• _Task statement_: Which lines hold the string "relative"? Copy every one of them.

(Figure collection entries)
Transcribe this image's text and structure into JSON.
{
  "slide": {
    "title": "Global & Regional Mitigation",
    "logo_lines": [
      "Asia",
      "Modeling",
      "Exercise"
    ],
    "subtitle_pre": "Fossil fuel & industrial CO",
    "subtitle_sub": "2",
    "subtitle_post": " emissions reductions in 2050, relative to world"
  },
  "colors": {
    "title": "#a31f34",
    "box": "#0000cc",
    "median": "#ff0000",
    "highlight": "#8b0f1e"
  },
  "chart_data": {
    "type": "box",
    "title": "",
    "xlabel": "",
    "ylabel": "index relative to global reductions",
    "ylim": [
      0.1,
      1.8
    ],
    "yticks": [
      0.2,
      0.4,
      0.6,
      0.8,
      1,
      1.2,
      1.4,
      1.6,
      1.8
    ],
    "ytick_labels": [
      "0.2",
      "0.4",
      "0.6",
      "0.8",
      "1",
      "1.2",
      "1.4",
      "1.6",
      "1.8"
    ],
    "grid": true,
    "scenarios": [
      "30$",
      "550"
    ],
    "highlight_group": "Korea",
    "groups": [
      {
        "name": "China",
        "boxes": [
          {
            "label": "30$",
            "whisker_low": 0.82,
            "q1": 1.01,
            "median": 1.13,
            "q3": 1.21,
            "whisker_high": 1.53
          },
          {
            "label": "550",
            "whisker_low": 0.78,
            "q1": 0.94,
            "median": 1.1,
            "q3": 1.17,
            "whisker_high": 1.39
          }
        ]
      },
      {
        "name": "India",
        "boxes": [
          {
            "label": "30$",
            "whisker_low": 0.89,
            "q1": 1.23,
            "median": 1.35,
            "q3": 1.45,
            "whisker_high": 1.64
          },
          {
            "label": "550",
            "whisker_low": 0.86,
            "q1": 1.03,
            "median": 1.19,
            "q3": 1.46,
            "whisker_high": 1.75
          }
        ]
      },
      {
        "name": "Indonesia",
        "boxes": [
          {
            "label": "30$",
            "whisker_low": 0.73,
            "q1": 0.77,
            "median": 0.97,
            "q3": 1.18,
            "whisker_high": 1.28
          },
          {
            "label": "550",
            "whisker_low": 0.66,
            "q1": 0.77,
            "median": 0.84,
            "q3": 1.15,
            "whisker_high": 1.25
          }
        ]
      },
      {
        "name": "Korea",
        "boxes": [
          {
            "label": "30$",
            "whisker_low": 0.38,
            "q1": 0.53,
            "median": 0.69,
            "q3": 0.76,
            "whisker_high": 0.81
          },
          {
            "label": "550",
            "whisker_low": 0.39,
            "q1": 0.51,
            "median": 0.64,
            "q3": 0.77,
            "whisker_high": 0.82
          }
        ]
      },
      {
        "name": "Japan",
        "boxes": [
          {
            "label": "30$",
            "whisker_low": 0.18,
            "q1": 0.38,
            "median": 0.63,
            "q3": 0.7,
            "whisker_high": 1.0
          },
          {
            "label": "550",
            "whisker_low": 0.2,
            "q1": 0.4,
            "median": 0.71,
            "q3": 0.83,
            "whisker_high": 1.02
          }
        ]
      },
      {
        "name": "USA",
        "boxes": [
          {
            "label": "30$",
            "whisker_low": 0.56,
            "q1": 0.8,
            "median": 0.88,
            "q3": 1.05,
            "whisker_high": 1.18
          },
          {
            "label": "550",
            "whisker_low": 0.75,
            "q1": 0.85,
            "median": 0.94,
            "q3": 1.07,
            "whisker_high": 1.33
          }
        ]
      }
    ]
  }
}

• _Written response_:
    "subtitle_post": " emissions reductions in 2050, relative to world"
    "ylabel": "index relative to global reductions",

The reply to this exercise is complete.